====== INPUT ======

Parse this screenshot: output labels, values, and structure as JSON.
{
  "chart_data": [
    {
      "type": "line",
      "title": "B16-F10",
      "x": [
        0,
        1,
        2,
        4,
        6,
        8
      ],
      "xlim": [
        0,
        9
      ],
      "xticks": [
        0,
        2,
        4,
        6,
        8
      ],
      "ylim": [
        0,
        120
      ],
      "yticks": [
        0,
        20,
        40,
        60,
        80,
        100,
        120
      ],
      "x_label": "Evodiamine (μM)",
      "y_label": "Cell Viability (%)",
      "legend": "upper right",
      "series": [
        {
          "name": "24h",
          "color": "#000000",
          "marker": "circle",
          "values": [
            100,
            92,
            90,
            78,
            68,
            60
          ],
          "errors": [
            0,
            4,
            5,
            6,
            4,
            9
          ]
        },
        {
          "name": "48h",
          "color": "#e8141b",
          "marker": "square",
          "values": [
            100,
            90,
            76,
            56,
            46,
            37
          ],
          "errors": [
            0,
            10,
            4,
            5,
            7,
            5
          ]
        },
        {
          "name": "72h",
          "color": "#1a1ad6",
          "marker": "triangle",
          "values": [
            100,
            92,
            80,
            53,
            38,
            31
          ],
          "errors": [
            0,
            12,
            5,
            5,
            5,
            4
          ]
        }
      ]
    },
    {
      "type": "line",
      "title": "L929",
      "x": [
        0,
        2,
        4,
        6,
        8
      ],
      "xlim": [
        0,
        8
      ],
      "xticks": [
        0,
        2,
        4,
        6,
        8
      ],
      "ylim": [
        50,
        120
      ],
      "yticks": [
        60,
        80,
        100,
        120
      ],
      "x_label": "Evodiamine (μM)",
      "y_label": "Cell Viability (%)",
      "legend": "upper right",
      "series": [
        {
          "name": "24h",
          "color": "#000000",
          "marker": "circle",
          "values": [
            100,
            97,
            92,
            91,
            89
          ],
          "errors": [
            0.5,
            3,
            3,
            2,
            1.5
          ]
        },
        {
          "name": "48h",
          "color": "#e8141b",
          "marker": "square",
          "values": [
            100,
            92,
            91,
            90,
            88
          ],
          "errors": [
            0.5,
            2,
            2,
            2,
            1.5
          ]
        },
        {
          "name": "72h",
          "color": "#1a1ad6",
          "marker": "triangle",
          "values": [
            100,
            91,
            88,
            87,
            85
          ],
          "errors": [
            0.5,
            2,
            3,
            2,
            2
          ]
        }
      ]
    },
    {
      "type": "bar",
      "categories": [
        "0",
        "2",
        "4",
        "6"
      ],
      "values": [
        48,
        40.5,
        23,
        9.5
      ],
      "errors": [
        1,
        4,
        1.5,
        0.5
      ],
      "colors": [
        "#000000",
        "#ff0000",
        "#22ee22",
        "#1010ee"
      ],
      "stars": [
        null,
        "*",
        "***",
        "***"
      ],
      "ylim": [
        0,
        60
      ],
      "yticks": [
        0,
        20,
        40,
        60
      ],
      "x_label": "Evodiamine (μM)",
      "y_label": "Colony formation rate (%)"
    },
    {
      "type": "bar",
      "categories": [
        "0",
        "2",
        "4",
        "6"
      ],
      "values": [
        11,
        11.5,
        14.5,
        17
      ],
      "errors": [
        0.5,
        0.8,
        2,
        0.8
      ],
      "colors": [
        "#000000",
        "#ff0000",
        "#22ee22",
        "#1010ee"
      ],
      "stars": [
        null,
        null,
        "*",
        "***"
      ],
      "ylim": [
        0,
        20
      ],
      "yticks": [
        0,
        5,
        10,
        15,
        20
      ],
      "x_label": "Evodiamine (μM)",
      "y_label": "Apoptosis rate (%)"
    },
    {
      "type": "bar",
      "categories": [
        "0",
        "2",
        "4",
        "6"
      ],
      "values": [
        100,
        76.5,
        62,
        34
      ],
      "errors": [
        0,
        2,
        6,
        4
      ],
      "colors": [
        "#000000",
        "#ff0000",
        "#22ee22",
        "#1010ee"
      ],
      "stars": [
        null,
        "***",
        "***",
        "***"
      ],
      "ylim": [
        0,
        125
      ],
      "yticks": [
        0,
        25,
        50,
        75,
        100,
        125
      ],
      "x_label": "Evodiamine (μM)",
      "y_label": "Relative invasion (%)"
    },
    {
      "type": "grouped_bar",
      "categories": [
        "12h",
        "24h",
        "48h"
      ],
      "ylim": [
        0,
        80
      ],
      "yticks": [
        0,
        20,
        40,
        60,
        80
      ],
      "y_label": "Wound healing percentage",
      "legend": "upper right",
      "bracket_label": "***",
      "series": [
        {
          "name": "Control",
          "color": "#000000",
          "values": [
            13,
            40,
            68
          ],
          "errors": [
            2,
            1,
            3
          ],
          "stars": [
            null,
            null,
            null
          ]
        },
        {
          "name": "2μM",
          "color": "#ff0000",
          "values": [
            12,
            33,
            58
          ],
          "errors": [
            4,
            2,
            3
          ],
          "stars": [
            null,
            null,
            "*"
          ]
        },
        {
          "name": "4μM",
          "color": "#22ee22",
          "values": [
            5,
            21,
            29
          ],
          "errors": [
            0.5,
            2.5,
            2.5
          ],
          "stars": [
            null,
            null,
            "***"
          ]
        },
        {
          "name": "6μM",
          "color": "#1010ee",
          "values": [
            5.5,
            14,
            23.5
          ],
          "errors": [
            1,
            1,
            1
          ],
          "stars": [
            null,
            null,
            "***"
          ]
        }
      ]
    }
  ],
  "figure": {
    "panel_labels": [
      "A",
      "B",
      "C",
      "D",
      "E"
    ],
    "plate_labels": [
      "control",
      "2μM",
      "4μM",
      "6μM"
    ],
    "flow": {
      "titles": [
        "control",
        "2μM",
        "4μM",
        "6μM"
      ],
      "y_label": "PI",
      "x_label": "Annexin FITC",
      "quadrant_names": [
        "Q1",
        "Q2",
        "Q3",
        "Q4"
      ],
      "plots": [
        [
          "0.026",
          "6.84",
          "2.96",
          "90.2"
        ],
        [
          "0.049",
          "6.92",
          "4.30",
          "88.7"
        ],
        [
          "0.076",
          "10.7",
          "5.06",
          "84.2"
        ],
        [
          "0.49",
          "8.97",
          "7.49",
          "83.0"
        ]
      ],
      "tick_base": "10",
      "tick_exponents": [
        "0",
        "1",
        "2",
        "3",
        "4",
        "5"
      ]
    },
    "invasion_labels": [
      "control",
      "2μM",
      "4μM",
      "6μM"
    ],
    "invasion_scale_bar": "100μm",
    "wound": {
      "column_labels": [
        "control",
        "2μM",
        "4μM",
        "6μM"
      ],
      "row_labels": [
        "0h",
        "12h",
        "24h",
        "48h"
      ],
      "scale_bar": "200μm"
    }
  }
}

======

## WRITTEN INSTRUCTION
Each line in the material above must be retyped without alteration.

## ANSWER FOR THIS EXERCISE
Parse this screenshot: output labels, values, and structure as JSON.
{
  "chart_data": [
    {
      "type": "line",
      "title": "B16-F10",
      "x": [
        0,
        1,
        2,
        4,
        6,
        8
      ],
      "xlim": [
        0,
        9
      ],
      "xticks": [
        0,
        2,
        4,
        6,
        8
      ],
      "ylim": [
        0,
        120
      ],
      "yticks": [
        0,
        20,
        40,
        60,
        80,
        100,
        120
      ],
      "x_label": "Evodiamine (μM)",
      "y_label": "Cell Viability (%)",
      "legend": "upper right",
      "series": [
        {
          "name": "24h",
          "color": "#000000",
          "marker": "circle",
          "values": [
            100,
            92,
            90,
            78,
            68,
            60
          ],
          "errors": [
            0,
            4,
            5,
            6,
            4,
            9
          ]
        },
        {
          "name": "48h",
          "color": "#e8141b",
          "marker": "square",
          "values": [
            100,
            90,
            76,
            56,
            46,
            37
          ],
          "errors": [
            0,
            10,
            4,
            5,
            7,
            5
          ]
        },
        {
          "name": "72h",
          "color": "#1a1ad6",
          "marker": "triangle",
          "values": [
            100,
            92,
            80,
            53,
            38,
            31
          ],
          "errors": [
            0,
            12,
            5,
            5,
            5,
            4
          ]
        }
      ]
    },
    {
      "type": "line",
      "title": "L929",
      "x": [
        0,
        2,
        4,
        6,
        8
      ],
      "xlim": [
        0,
        8
      ],
      "xticks": [
        0,
        2,
        4,
        6,
        8
      ],
      "ylim": [
        50,
        120
      ],
      "yticks": [
        60,
        80,
        100,
        120
      ],
      "x_label": "Evodiamine (μM)",
      "y_label": "Cell Viability (%)",
      "legend": "upper right",
      "series": [
        {
          "name": "24h",
          "color": "#000000",
          "marker": "circle",
          "values": [
            100,
            97,
            92,
            91,
            89
          ],
          "errors": [
            0.5,
            3,
            3,
            2,
            1.5
          ]
        },
        {
          "name": "48h",
          "color": "#e8141b",
          "marker": "square",
          "values": [
            100,
            92,
            91,
            90,
            88
          ],
          "errors": [
            0.5,
            2,
            2,
            2,
            1.5
          ]
        },
        {
          "name": "72h",
          "color": "#1a1ad6",
          "marker": "triangle",
          "values": [
            100,
            91,
            88,
            87,
            85
          ],
          "errors": [
            0.5,
            2,
            3,
            2,
            2
          ]
        }
      ]
    },
    {
      "type": "bar",
      "categories": [
        "0",
        "2",
        "4",
        "6"
      ],
      "values": [
        48,
        40.5,
        23,
        9.5
      ],
      "errors": [
        1,
        4,
        1.5,
        0.5
      ],
      "colors": [
        "#000000",
        "#ff0000",
        "#22ee22",
        "#1010ee"
      ],
      "stars": [
        null,
        "*",
        "***",
        "***"
      ],
      "ylim": [
        0,
        60
      ],
      "yticks": [
        0,
        20,
        40,
        60
      ],
      "x_label": "Evodiamine (μM)",
      "y_label": "Colony formation rate (%)"
    },
    {
      "type": "bar",
      "categories": [
        "0",
        "2",
        "4",
        "6"
      ],
      "values": [
        11,
        11.5,
        14.5,
        17
      ],
      "errors": [
        0.5,
        0.8,
        2,
        0.8
      ],
      "colors": [
        "#000000",
        "#ff0000",
        "#22ee22",
        "#1010ee"
      ],
      "stars": [
        null,
        null,
        "*",
        "***"
      ],
      "ylim": [
        0,
        20
      ],
      "yticks": [
        0,
        5,
        10,
        15,
        20
      ],
      "x_label": "Evodiamine (μM)",
      "y_label": "Apoptosis rate (%)"
    },
    {
      "type": "bar",
      "categories": [
        "0",
        "2",
        "4",
        "6"
      ],
      "values": [
        100,
        76.5,
        62,
        34
      ],
      "errors": [
        0,
        2,
        6,
        4
      ],
      "colors": [
        "#000000",
        "#ff0000",
        "#22ee22",
        "#1010ee"
      ],
      "stars": [
        null,
        "***",
        "***",
        "***"
      ],
      "ylim": [
        0,
        125
      ],
      "yticks": [
        0,
        25,
        50,
        75,
        100,
        125
      ],
      "x_label": "Evodiamine (μM)",
      "y_label": "Relative invasion (%)"
    },
    {
      "type": "grouped_bar",
      "categories": [
        "12h",
        "24h",
        "48h"
      ],
      "ylim": [
        0,
        80
      ],
      "yticks": [
        0,
        20,
        40,
        60,
        80
      ],
      "y_label": "Wound healing percentage",
      "legend": "upper right",
      "bracket_label": "***",
      "series": [
        {
          "name": "Control",
          "color": "#000000",
          "values": [
            13,
            40,
            68
          ],
          "errors": [
            2,
            1,
            3
          ],
          "stars": [
            null,
            null,
            null
          ]
        },
        {
          "name": "2μM",
          "color": "#ff0000",
          "values": [
            12,
            33,
            58
          ],
          "errors": [
            4,
            2,
            3
          ],
          "stars": [
            null,
            null,
            "*"
          ]
        },
        {
          "name": "4μM",
          "color": "#22ee22",
          "values": [
            5,
            21,
            29
          ],
          "errors": [
            0.5,
            2.5,
            2.5
          ],
          "stars": [
            null,
            null,
            "***"
          ]
        },
        {
          "name": "6μM",
          "color": "#1010ee",
          "values": [
            5.5,
            14,
            23.5
          ],
          "errors": [
            1,
            1,
            1
          ],
          "stars": [
            null,
            null,
            "***"
          ]
        }
      ]
    }
  ],
  "figure": {
    "panel_labels": [
      "A",
      "B",
      "C",
      "D",
      "E"
    ],
    "plate_labels": [
      "control",
      "2μM",
      "4μM",
      "6μM"
    ],
    "flow": {
      "titles": [
        "control",
        "2μM",
        "4μM",
        "6μM"
      ],
      "y_label": "PI",
      "x_label": "Annexin FITC",
      "quadrant_names": [
        "Q1",
        "Q2",
        "Q3",
        "Q4"
      ],
      "plots": [
        [
          "0.026",
          "6.84",
          "2.96",
          "90.2"
        ],
        [
          "0.049",
          "6.92",
          "4.30",
          "88.7"
        ],
        [
          "0.076",
          "10.7",
          "5.06",
          "84.2"
        ],
        [
          "0.49",
          "8.97",
          "7.49",
          "83.0"
        ]
      ],
      "tick_base": "10",
      "tick_exponents": [
        "0",
        "1",
        "2",
        "3",
        "4",
        "5"
      ]
    },
    "invasion_labels": [
      "control",
      "2μM",
      "4μM",
      "6μM"
    ],
    "invasion_scale_bar": "100μm",
    "wound": {
      "column_labels": [
        "control",
        "2μM",
        "4μM",
        "6μM"
      ],
      "row_labels": [
        "0h",
        "12h",
        "24h",
        "48h"
      ],
      "scale_bar": "200μm"
    }
  }
}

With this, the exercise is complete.